▶ [Directions] In the listing below, find each line that holds the string "Number" and copy it.

▶ [Given records]
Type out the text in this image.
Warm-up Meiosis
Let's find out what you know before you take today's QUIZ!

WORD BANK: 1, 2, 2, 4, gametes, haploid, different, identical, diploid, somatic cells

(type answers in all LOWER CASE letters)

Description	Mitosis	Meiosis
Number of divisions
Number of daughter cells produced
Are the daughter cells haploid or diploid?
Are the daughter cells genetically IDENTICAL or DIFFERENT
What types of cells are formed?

▶ [Output for this exercise]
Number of divisions
Number of daughter cells produced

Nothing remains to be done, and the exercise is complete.